## BEGIN

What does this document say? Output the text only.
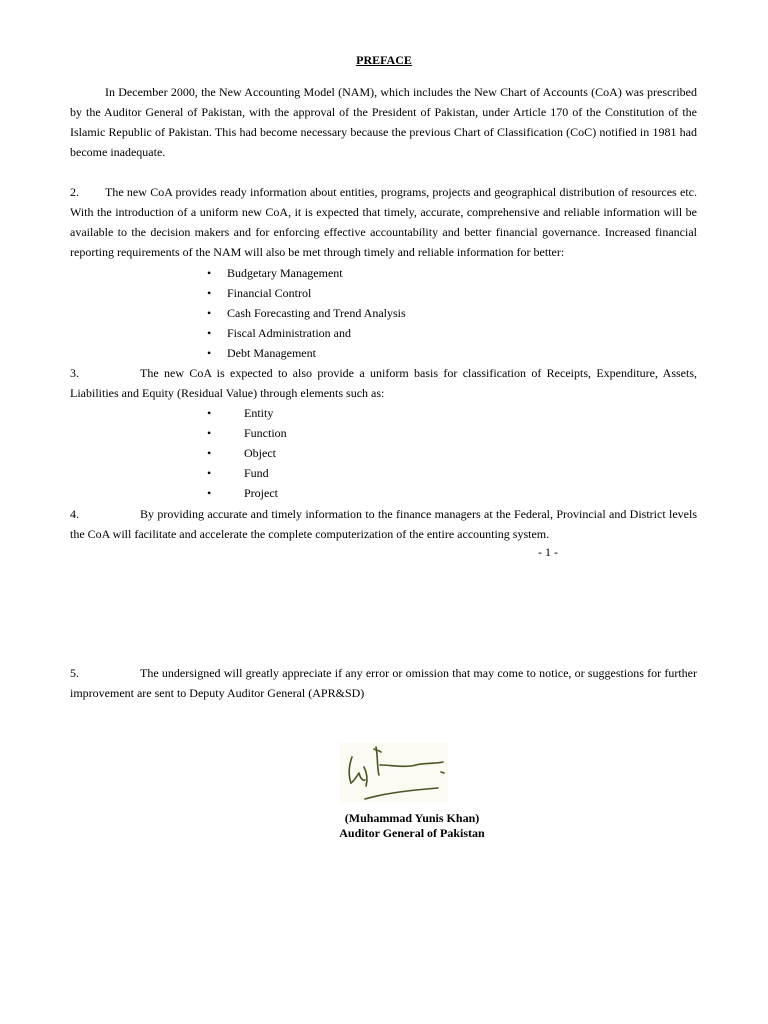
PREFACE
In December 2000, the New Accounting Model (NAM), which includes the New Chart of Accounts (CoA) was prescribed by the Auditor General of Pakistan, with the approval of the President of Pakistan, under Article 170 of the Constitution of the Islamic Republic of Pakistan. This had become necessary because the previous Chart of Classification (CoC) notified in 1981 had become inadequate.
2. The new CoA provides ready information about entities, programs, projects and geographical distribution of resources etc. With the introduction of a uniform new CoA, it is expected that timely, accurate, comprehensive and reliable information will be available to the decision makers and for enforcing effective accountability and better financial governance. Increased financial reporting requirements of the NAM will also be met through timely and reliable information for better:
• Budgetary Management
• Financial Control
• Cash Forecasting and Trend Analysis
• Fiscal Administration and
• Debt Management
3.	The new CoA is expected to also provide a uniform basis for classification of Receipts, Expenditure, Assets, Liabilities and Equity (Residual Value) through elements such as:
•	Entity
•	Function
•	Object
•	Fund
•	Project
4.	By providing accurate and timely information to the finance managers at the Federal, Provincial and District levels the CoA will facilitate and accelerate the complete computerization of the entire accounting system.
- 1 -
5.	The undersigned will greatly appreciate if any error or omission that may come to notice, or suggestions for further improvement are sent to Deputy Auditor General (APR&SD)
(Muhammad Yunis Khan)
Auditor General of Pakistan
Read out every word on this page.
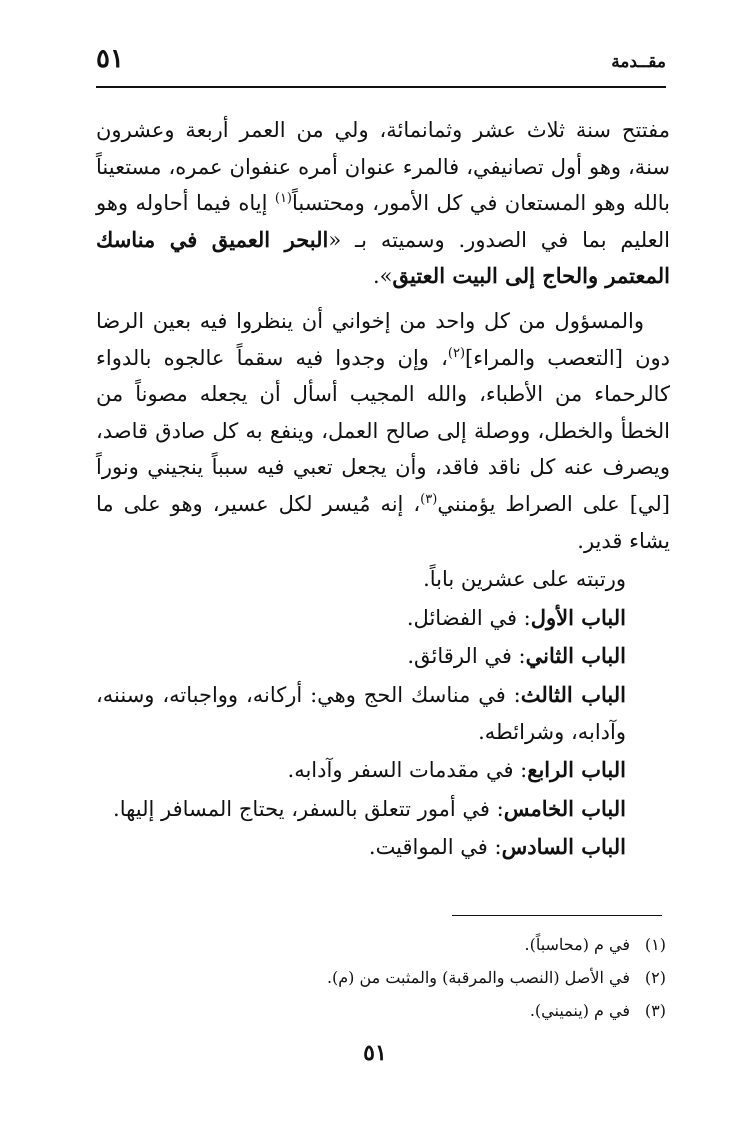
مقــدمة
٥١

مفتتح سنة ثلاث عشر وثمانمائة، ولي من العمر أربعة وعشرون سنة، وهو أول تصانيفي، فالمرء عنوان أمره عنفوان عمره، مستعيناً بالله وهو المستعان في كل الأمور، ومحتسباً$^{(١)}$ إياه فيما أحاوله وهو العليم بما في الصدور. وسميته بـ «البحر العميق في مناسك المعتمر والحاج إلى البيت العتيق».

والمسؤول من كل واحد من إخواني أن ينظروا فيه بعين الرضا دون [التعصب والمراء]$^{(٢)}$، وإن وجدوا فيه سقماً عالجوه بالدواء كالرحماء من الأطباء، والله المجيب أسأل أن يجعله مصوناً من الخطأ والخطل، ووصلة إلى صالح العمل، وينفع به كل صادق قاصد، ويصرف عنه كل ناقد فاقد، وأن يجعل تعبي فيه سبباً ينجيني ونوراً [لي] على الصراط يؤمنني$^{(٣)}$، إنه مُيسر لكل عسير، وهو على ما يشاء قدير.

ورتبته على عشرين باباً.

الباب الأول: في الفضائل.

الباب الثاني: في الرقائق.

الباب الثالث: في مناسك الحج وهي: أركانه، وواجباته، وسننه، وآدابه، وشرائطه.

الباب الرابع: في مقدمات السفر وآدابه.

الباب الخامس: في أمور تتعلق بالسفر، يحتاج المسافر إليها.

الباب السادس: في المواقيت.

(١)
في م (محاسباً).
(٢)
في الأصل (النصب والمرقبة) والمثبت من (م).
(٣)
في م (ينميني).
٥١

## END

* [Stated task] Copy all the data exactly as written, but skip any picture.

* [Exercise output]
What does this document say? Output the text only.
PREFACE
In December 2000, the New Accounting Model (NAM), which includes the New Chart of Accounts (CoA) was prescribed by the Auditor General of Pakistan, with the approval of the President of Pakistan, under Article 170 of the Constitution of the Islamic Republic of Pakistan. This had become necessary because the previous Chart of Classification (CoC) notified in 1981 had become inadequate.
2. The new CoA provides ready information about entities, programs, projects and geographical distribution of resources etc. With the introduction of a uniform new CoA, it is expected that timely, accurate, comprehensive and reliable information will be available to the decision makers and for enforcing effective accountability and better financial governance. Increased financial reporting requirements of the NAM will also be met through timely and reliable information for better:
• Budgetary Management
• Financial Control
• Cash Forecasting and Trend Analysis
• Fiscal Administration and
• Debt Management
3.	The new CoA is expected to also provide a uniform basis for classification of Receipts, Expenditure, Assets, Liabilities and Equity (Residual Value) through elements such as:
•	Entity
•	Function
•	Object
•	Fund
•	Project
4.	By providing accurate and timely information to the finance managers at the Federal, Provincial and District levels the CoA will facilitate and accelerate the complete computerization of the entire accounting system.
- 1 -
5.	The undersigned will greatly appreciate if any error or omission that may come to notice, or suggestions for further improvement are sent to Deputy Auditor General (APR&SD)
(Muhammad Yunis Khan)
Auditor General of Pakistan
Read out every word on this page.
مقــدمة
٥١

مفتتح سنة ثلاث عشر وثمانمائة، ولي من العمر أربعة وعشرون سنة، وهو أول تصانيفي، فالمرء عنوان أمره عنفوان عمره، مستعيناً بالله وهو المستعان في كل الأمور، ومحتسباً$^{(١)}$ إياه فيما أحاوله وهو العليم بما في الصدور. وسميته بـ «البحر العميق في مناسك المعتمر والحاج إلى البيت العتيق».

والمسؤول من كل واحد من إخواني أن ينظروا فيه بعين الرضا دون [التعصب والمراء]$^{(٢)}$، وإن وجدوا فيه سقماً عالجوه بالدواء كالرحماء من الأطباء، والله المجيب أسأل أن يجعله مصوناً من الخطأ والخطل، ووصلة إلى صالح العمل، وينفع به كل صادق قاصد، ويصرف عنه كل ناقد فاقد، وأن يجعل تعبي فيه سبباً ينجيني ونوراً [لي] على الصراط يؤمنني$^{(٣)}$، إنه مُيسر لكل عسير، وهو على ما يشاء قدير.

ورتبته على عشرين باباً.

الباب الأول: في الفضائل.

الباب الثاني: في الرقائق.

الباب الثالث: في مناسك الحج وهي: أركانه، وواجباته، وسننه، وآدابه، وشرائطه.

الباب الرابع: في مقدمات السفر وآدابه.

الباب الخامس: في أمور تتعلق بالسفر، يحتاج المسافر إليها.

الباب السادس: في المواقيت.

(١)
في م (محاسباً).
(٢)
في الأصل (النصب والمرقبة) والمثبت من (م).
(٣)
في م (ينميني).
٥١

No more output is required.